▸ **TO BE DONE**: From the listing below, extract each entry exactly as written, minus the images.

☆ ☆ ☆ ☆ ☆ ☆ ☆

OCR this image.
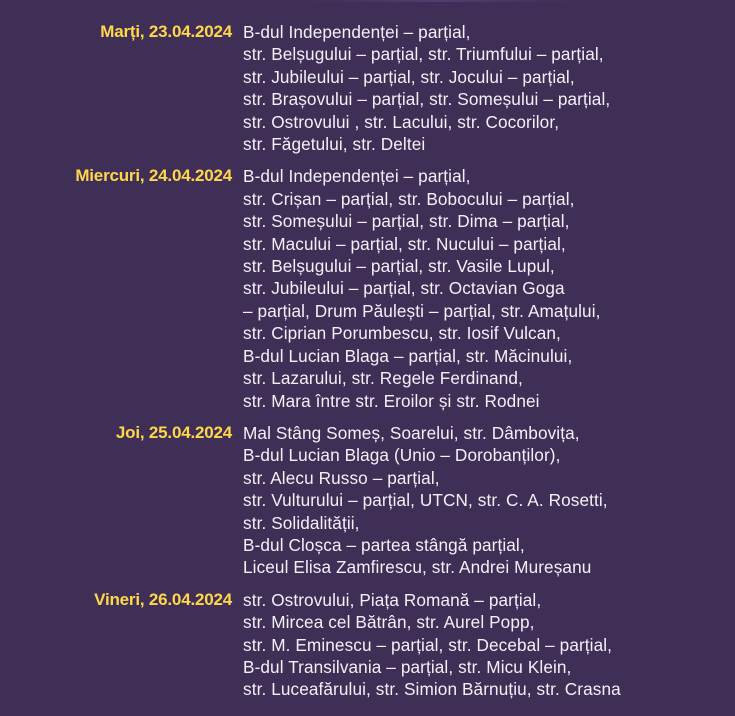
Marți, 23.04.2024 B-dul Independenței – parțial,
str. Belșugului – parțial, str. Triumfului – parțial,
str. Jubileului – parțial, str. Jocului – parțial,
str. Brașovului – parțial, str. Someșului – parțial,
str. Ostrovului , str. Lacului, str. Cocorilor,
str. Făgetului, str. Deltei
Miercuri, 24.04.2024 B-dul Independenței – parțial,
str. Crișan – parțial, str. Bobocului – parțial,
str. Someșului – parțial, str. Dima – parțial,
str. Macului – parțial, str. Nucului – parțial,
str. Belșugului – parțial, str. Vasile Lupul,
str. Jubileului – parțial, str. Octavian Goga
– parțial, Drum Păulești – parțial, str. Amațului,
str. Ciprian Porumbescu, str. Iosif Vulcan,
B-dul Lucian Blaga – parțial, str. Măcinului,
str. Lazarului, str. Regele Ferdinand,
str. Mara între str. Eroilor și str. Rodnei
Joi, 25.04.2024 Mal Stâng Someș, Soarelui, str. Dâmbovița,
B-dul Lucian Blaga (Unio – Dorobanților),
str. Alecu Russo – parțial,
str. Vulturului – parțial, UTCN, str. C. A. Rosetti,
str. Solidalității,
B-dul Cloșca – partea stângă parțial,
Liceul Elisa Zamfirescu, str. Andrei Mureșanu
Vineri, 26.04.2024 str. Ostrovului, Piața Romană – parțial,
str. Mircea cel Bătrân, str. Aurel Popp,
str. M. Eminescu – parțial, str. Decebal – parțial,
B-dul Transilvania – parțial, str. Micu Klein,
str. Luceafărului, str. Simion Bărnuțiu, str. Crasna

☆ ☆ ☆ ☆ ☆ ☆ ☆

▸ **EXERCISE OUTPUT**:
OCR this image.
Marți, 23.04.2024 B-dul Independenței – parțial,
str. Belșugului – parțial, str. Triumfului – parțial,
str. Jubileului – parțial, str. Jocului – parțial,
str. Brașovului – parțial, str. Someșului – parțial,
str. Ostrovului , str. Lacului, str. Cocorilor,
str. Făgetului, str. Deltei
Miercuri, 24.04.2024 B-dul Independenței – parțial,
str. Crișan – parțial, str. Bobocului – parțial,
str. Someșului – parțial, str. Dima – parțial,
str. Macului – parțial, str. Nucului – parțial,
str. Belșugului – parțial, str. Vasile Lupul,
str. Jubileului – parțial, str. Octavian Goga
– parțial, Drum Păulești – parțial, str. Amațului,
str. Ciprian Porumbescu, str. Iosif Vulcan,
B-dul Lucian Blaga – parțial, str. Măcinului,
str. Lazarului, str. Regele Ferdinand,
str. Mara între str. Eroilor și str. Rodnei
Joi, 25.04.2024 Mal Stâng Someș, Soarelui, str. Dâmbovița,
B-dul Lucian Blaga (Unio – Dorobanților),
str. Alecu Russo – parțial,
str. Vulturului – parțial, UTCN, str. C. A. Rosetti,
str. Solidalității,
B-dul Cloșca – partea stângă parțial,
Liceul Elisa Zamfirescu, str. Andrei Mureșanu
Vineri, 26.04.2024 str. Ostrovului, Piața Romană – parțial,
str. Mircea cel Bătrân, str. Aurel Popp,
str. M. Eminescu – parțial, str. Decebal – parțial,
B-dul Transilvania – parțial, str. Micu Klein,
str. Luceafărului, str. Simion Bărnuțiu, str. Crasna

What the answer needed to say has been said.